» What the task asks
Filter out everything except lines holding "Numero".

» Source records

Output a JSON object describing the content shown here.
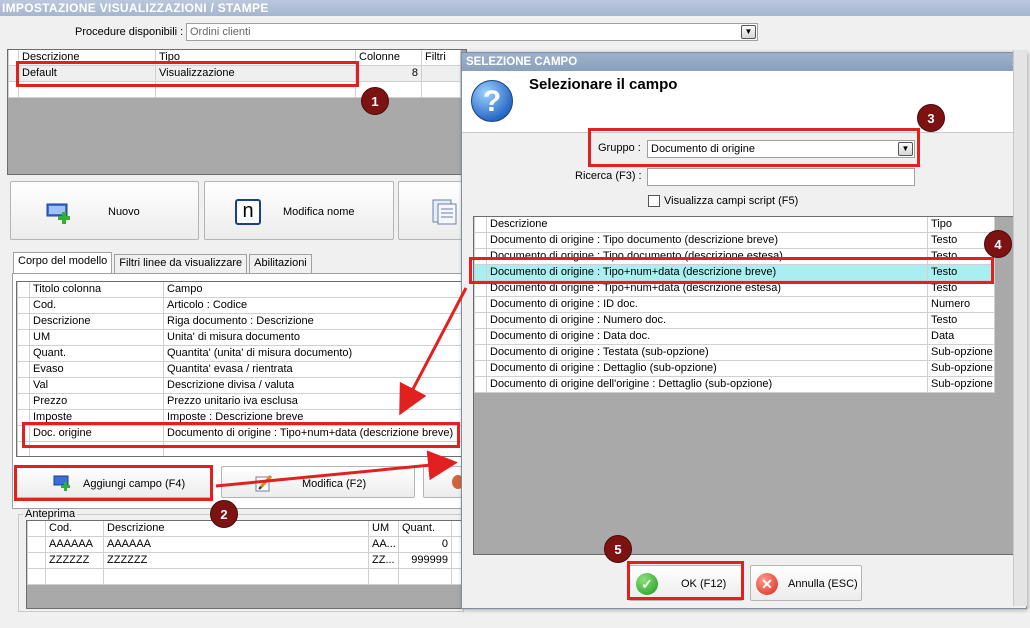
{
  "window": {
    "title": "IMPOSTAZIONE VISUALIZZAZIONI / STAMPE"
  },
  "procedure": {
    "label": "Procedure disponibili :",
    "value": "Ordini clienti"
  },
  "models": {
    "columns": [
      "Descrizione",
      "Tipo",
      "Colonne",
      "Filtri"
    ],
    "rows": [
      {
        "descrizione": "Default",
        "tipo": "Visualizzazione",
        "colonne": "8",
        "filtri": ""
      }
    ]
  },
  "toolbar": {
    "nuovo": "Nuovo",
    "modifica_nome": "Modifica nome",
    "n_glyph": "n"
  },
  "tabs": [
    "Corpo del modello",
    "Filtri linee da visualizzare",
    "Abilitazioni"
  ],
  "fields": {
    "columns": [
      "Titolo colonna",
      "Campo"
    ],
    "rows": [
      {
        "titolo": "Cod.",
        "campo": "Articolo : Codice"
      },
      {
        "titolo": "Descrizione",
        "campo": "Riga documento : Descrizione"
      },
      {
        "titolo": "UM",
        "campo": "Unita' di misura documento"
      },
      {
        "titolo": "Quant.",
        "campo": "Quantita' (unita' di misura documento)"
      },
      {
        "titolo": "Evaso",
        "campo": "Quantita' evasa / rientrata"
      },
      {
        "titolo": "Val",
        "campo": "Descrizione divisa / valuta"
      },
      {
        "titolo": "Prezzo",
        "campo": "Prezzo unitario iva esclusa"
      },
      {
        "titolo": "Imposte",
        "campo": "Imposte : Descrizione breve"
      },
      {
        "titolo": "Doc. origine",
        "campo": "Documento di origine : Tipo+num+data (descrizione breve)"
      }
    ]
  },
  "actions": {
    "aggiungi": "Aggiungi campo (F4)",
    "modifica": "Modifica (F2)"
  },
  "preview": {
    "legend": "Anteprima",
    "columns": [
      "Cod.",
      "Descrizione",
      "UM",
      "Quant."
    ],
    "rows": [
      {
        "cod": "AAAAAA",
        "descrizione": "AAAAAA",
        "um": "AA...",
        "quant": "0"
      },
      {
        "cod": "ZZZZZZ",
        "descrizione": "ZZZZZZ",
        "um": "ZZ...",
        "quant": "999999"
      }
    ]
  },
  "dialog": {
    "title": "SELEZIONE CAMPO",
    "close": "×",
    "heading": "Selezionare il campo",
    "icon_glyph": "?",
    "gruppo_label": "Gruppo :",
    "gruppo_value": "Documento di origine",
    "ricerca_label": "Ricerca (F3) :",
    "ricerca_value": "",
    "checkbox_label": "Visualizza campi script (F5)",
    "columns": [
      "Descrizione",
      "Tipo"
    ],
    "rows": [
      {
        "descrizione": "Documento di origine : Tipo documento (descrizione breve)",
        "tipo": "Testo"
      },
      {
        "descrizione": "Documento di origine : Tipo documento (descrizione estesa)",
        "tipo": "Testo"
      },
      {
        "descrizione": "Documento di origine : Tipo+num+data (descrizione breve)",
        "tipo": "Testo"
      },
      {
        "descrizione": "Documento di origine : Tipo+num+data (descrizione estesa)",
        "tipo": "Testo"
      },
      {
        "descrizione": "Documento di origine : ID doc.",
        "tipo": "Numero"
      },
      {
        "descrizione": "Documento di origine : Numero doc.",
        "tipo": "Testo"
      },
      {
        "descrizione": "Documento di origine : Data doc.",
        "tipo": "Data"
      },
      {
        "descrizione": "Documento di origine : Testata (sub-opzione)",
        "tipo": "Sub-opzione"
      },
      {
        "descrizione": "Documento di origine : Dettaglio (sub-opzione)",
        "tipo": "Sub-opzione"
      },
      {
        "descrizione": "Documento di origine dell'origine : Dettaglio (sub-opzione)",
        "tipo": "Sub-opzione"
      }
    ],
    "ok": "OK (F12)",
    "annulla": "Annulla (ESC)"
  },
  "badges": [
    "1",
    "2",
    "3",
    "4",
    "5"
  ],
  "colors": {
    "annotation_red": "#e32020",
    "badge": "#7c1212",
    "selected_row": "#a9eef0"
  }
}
...
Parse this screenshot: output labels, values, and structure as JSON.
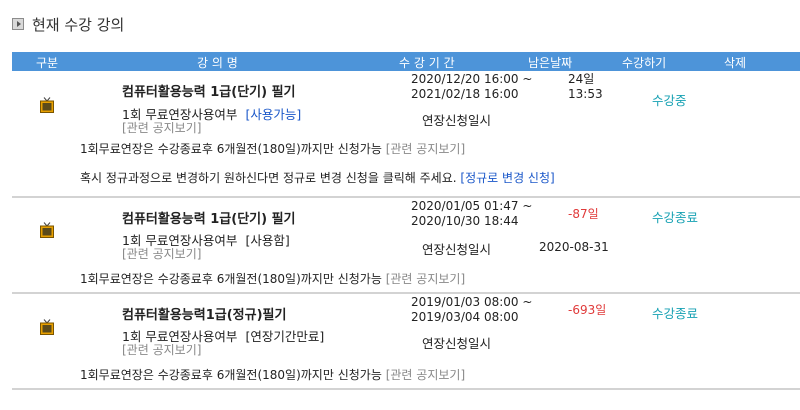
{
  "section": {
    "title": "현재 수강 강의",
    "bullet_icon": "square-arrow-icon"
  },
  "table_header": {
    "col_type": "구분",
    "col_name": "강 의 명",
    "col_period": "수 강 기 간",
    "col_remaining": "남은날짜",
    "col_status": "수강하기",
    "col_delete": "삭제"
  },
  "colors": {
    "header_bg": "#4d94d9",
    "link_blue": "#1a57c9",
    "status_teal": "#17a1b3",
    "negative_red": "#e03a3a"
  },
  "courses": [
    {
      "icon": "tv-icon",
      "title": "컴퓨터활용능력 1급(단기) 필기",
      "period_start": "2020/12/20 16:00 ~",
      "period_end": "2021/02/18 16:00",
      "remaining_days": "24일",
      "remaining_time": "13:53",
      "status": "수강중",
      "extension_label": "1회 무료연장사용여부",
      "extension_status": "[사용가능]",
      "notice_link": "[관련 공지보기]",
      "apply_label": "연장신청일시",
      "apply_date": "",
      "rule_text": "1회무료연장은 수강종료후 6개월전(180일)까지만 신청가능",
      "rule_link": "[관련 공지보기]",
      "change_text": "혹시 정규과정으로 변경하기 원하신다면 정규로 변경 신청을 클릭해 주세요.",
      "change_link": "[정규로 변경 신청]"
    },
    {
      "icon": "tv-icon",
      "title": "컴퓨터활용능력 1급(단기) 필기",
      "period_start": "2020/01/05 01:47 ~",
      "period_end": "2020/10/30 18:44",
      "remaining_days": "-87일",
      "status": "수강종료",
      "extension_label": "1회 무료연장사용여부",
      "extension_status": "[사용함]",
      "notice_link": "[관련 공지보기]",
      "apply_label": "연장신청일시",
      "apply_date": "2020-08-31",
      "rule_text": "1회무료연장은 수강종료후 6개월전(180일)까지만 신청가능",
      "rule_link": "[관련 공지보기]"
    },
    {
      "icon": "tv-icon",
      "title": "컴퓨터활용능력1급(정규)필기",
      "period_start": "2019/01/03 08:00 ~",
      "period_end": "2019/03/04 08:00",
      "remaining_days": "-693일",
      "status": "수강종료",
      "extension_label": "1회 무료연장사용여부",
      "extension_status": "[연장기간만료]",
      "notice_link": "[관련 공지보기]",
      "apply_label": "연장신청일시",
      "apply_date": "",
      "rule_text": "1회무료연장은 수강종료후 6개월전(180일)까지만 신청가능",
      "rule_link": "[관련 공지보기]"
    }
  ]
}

» Worked solution
        "tipo": "Numero"
        "descrizione": "Documento di origine : Numero doc.",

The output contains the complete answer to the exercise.